Page transcription dataset items:
▬▬▬▬▬▬▬▬▬▬
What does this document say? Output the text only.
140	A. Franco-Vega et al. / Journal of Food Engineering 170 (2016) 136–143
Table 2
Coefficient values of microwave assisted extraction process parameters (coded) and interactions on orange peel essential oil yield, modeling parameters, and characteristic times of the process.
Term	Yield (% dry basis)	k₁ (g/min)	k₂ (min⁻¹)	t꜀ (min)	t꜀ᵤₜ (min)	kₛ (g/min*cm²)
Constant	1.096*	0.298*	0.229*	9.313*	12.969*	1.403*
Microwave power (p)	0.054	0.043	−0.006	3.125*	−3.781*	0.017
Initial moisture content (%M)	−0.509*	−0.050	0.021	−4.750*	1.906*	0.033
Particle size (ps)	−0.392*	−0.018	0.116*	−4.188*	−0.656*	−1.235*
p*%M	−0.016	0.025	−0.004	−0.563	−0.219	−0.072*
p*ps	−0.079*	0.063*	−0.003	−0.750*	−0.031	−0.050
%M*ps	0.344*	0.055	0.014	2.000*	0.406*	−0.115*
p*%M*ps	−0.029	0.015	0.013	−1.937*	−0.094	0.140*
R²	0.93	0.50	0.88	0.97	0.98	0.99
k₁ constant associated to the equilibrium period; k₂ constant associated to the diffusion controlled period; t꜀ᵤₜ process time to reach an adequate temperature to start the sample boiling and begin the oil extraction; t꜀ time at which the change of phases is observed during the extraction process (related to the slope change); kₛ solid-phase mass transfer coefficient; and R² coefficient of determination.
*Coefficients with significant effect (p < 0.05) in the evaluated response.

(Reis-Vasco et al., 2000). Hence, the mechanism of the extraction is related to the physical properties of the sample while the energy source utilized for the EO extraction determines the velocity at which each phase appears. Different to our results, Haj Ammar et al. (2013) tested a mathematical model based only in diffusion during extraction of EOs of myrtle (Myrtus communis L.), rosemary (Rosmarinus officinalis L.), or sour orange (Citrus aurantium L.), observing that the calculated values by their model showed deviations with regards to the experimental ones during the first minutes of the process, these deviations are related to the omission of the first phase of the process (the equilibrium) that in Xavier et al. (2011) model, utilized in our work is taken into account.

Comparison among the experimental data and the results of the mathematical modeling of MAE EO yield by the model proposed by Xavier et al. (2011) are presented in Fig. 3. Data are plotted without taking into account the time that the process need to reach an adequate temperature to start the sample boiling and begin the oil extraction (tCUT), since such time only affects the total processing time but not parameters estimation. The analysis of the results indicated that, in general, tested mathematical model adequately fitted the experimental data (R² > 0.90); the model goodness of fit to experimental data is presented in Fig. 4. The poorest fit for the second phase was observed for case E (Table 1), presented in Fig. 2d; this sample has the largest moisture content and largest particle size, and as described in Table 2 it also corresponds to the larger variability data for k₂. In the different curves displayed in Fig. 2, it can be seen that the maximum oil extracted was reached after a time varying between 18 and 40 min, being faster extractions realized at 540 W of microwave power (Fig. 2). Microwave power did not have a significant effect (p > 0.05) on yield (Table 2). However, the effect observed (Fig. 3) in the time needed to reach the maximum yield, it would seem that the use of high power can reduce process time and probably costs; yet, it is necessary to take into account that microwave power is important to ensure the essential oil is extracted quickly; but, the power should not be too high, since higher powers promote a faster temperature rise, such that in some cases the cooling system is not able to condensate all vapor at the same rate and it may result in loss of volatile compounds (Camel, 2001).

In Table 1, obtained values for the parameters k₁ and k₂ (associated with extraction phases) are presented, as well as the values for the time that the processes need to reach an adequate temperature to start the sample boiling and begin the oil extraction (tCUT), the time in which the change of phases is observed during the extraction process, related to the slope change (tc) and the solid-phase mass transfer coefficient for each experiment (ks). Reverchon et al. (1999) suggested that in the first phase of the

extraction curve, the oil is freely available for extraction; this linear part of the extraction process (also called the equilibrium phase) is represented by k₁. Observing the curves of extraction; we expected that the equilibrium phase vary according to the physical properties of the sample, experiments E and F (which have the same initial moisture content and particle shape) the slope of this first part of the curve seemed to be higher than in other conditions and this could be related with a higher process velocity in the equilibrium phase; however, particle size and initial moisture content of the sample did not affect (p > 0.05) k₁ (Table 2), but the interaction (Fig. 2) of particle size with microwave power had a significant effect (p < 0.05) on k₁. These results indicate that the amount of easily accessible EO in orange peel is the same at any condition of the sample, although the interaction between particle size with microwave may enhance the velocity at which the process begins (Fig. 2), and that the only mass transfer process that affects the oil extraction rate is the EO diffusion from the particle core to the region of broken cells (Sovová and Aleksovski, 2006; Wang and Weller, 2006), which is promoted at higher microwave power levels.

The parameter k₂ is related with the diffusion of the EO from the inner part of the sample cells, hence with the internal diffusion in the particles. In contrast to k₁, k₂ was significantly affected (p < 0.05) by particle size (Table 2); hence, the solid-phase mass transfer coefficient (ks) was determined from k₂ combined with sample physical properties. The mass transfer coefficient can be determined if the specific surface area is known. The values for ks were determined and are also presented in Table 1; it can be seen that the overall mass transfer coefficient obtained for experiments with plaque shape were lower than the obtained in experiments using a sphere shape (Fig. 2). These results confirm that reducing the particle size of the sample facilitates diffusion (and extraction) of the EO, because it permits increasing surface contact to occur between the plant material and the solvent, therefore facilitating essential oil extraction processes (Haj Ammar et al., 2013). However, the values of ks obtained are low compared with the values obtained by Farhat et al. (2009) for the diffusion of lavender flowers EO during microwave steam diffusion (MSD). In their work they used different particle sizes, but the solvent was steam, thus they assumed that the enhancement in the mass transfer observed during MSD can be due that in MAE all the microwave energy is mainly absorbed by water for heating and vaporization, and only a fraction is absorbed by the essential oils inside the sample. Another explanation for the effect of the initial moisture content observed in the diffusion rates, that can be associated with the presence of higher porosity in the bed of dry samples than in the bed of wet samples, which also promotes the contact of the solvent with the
▬▬▬▬▬▬▬▬▬▬
» PROBLEM REQUIREMENTS: Output each line of the data exactly as it stands above.

» SOLUTION TO THIS EXERCISE:
What does this document say? Output the text only.
140	A. Franco-Vega et al. / Journal of Food Engineering 170 (2016) 136–143
Table 2
Coefficient values of microwave assisted extraction process parameters (coded) and interactions on orange peel essential oil yield, modeling parameters, and characteristic times of the process.
Term	Yield (% dry basis)	k₁ (g/min)	k₂ (min⁻¹)	t꜀ (min)	t꜀ᵤₜ (min)	kₛ (g/min*cm²)
Constant	1.096*	0.298*	0.229*	9.313*	12.969*	1.403*
Microwave power (p)	0.054	0.043	−0.006	3.125*	−3.781*	0.017
Initial moisture content (%M)	−0.509*	−0.050	0.021	−4.750*	1.906*	0.033
Particle size (ps)	−0.392*	−0.018	0.116*	−4.188*	−0.656*	−1.235*
p*%M	−0.016	0.025	−0.004	−0.563	−0.219	−0.072*
p*ps	−0.079*	0.063*	−0.003	−0.750*	−0.031	−0.050
%M*ps	0.344*	0.055	0.014	2.000*	0.406*	−0.115*
p*%M*ps	−0.029	0.015	0.013	−1.937*	−0.094	0.140*
R²	0.93	0.50	0.88	0.97	0.98	0.99
k₁ constant associated to the equilibrium period; k₂ constant associated to the diffusion controlled period; t꜀ᵤₜ process time to reach an adequate temperature to start the sample boiling and begin the oil extraction; t꜀ time at which the change of phases is observed during the extraction process (related to the slope change); kₛ solid-phase mass transfer coefficient; and R² coefficient of determination.
*Coefficients with significant effect (p < 0.05) in the evaluated response.

(Reis-Vasco et al., 2000). Hence, the mechanism of the extraction is related to the physical properties of the sample while the energy source utilized for the EO extraction determines the velocity at which each phase appears. Different to our results, Haj Ammar et al. (2013) tested a mathematical model based only in diffusion during extraction of EOs of myrtle (Myrtus communis L.), rosemary (Rosmarinus officinalis L.), or sour orange (Citrus aurantium L.), observing that the calculated values by their model showed deviations with regards to the experimental ones during the first minutes of the process, these deviations are related to the omission of the first phase of the process (the equilibrium) that in Xavier et al. (2011) model, utilized in our work is taken into account.

Comparison among the experimental data and the results of the mathematical modeling of MAE EO yield by the model proposed by Xavier et al. (2011) are presented in Fig. 3. Data are plotted without taking into account the time that the process need to reach an adequate temperature to start the sample boiling and begin the oil extraction (tCUT), since such time only affects the total processing time but not parameters estimation. The analysis of the results indicated that, in general, tested mathematical model adequately fitted the experimental data (R² > 0.90); the model goodness of fit to experimental data is presented in Fig. 4. The poorest fit for the second phase was observed for case E (Table 1), presented in Fig. 2d; this sample has the largest moisture content and largest particle size, and as described in Table 2 it also corresponds to the larger variability data for k₂. In the different curves displayed in Fig. 2, it can be seen that the maximum oil extracted was reached after a time varying between 18 and 40 min, being faster extractions realized at 540 W of microwave power (Fig. 2). Microwave power did not have a significant effect (p > 0.05) on yield (Table 2). However, the effect observed (Fig. 3) in the time needed to reach the maximum yield, it would seem that the use of high power can reduce process time and probably costs; yet, it is necessary to take into account that microwave power is important to ensure the essential oil is extracted quickly; but, the power should not be too high, since higher powers promote a faster temperature rise, such that in some cases the cooling system is not able to condensate all vapor at the same rate and it may result in loss of volatile compounds (Camel, 2001).

In Table 1, obtained values for the parameters k₁ and k₂ (associated with extraction phases) are presented, as well as the values for the time that the processes need to reach an adequate temperature to start the sample boiling and begin the oil extraction (tCUT), the time in which the change of phases is observed during the extraction process, related to the slope change (tc) and the solid-phase mass transfer coefficient for each experiment (ks). Reverchon et al. (1999) suggested that in the first phase of the

extraction curve, the oil is freely available for extraction; this linear part of the extraction process (also called the equilibrium phase) is represented by k₁. Observing the curves of extraction; we expected that the equilibrium phase vary according to the physical properties of the sample, experiments E and F (which have the same initial moisture content and particle shape) the slope of this first part of the curve seemed to be higher than in other conditions and this could be related with a higher process velocity in the equilibrium phase; however, particle size and initial moisture content of the sample did not affect (p > 0.05) k₁ (Table 2), but the interaction (Fig. 2) of particle size with microwave power had a significant effect (p < 0.05) on k₁. These results indicate that the amount of easily accessible EO in orange peel is the same at any condition of the sample, although the interaction between particle size with microwave may enhance the velocity at which the process begins (Fig. 2), and that the only mass transfer process that affects the oil extraction rate is the EO diffusion from the particle core to the region of broken cells (Sovová and Aleksovski, 2006; Wang and Weller, 2006), which is promoted at higher microwave power levels.

The parameter k₂ is related with the diffusion of the EO from the inner part of the sample cells, hence with the internal diffusion in the particles. In contrast to k₁, k₂ was significantly affected (p < 0.05) by particle size (Table 2); hence, the solid-phase mass transfer coefficient (ks) was determined from k₂ combined with sample physical properties. The mass transfer coefficient can be determined if the specific surface area is known. The values for ks were determined and are also presented in Table 1; it can be seen that the overall mass transfer coefficient obtained for experiments with plaque shape were lower than the obtained in experiments using a sphere shape (Fig. 2). These results confirm that reducing the particle size of the sample facilitates diffusion (and extraction) of the EO, because it permits increasing surface contact to occur between the plant material and the solvent, therefore facilitating essential oil extraction processes (Haj Ammar et al., 2013). However, the values of ks obtained are low compared with the values obtained by Farhat et al. (2009) for the diffusion of lavender flowers EO during microwave steam diffusion (MSD). In their work they used different particle sizes, but the solvent was steam, thus they assumed that the enhancement in the mass transfer observed during MSD can be due that in MAE all the microwave energy is mainly absorbed by water for heating and vaporization, and only a fraction is absorbed by the essential oils inside the sample. Another explanation for the effect of the initial moisture content observed in the diffusion rates, that can be associated with the presence of higher porosity in the bed of dry samples than in the bed of wet samples, which also promotes the contact of the solvent with the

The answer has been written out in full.